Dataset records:
◇ ◇ ◇ ◇

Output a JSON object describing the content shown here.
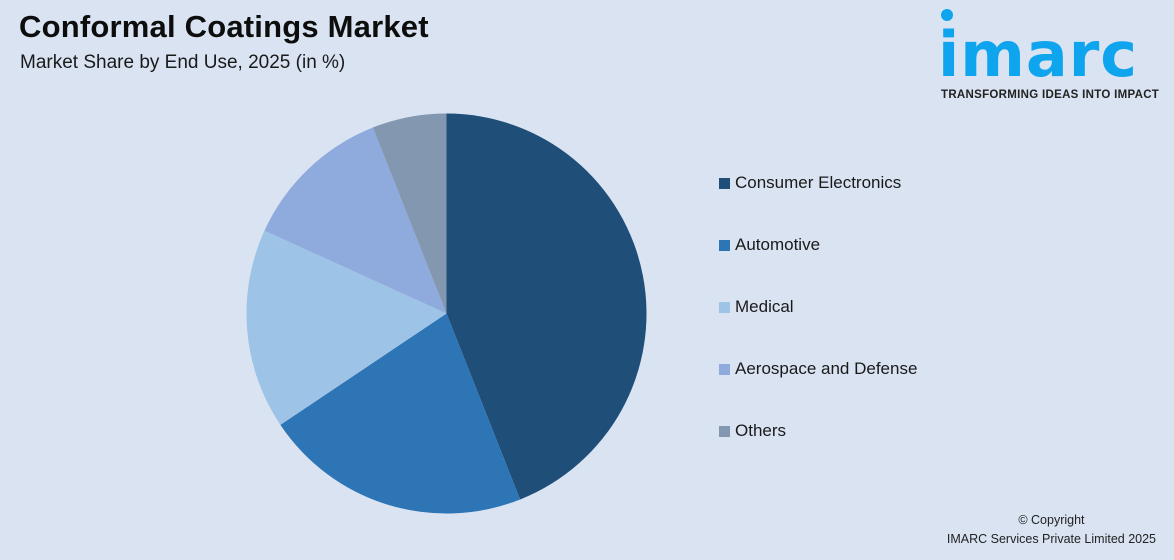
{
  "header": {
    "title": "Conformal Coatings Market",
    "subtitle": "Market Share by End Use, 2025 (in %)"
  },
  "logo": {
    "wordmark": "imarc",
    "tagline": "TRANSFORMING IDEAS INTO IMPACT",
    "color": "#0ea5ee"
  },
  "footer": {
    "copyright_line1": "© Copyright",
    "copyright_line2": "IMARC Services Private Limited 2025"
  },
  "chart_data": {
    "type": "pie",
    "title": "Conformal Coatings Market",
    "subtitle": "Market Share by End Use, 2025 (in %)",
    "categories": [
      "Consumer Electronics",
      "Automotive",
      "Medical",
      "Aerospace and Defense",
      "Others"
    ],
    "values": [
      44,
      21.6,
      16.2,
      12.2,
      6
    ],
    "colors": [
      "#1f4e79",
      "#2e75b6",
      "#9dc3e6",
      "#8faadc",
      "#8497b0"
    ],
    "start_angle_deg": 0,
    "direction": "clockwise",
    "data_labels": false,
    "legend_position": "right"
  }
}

◇ ◇ ◇ ◇

_What you will do_:
Count the lines of the material that include the word "subtitle", then report only the total.

_Result below_:
2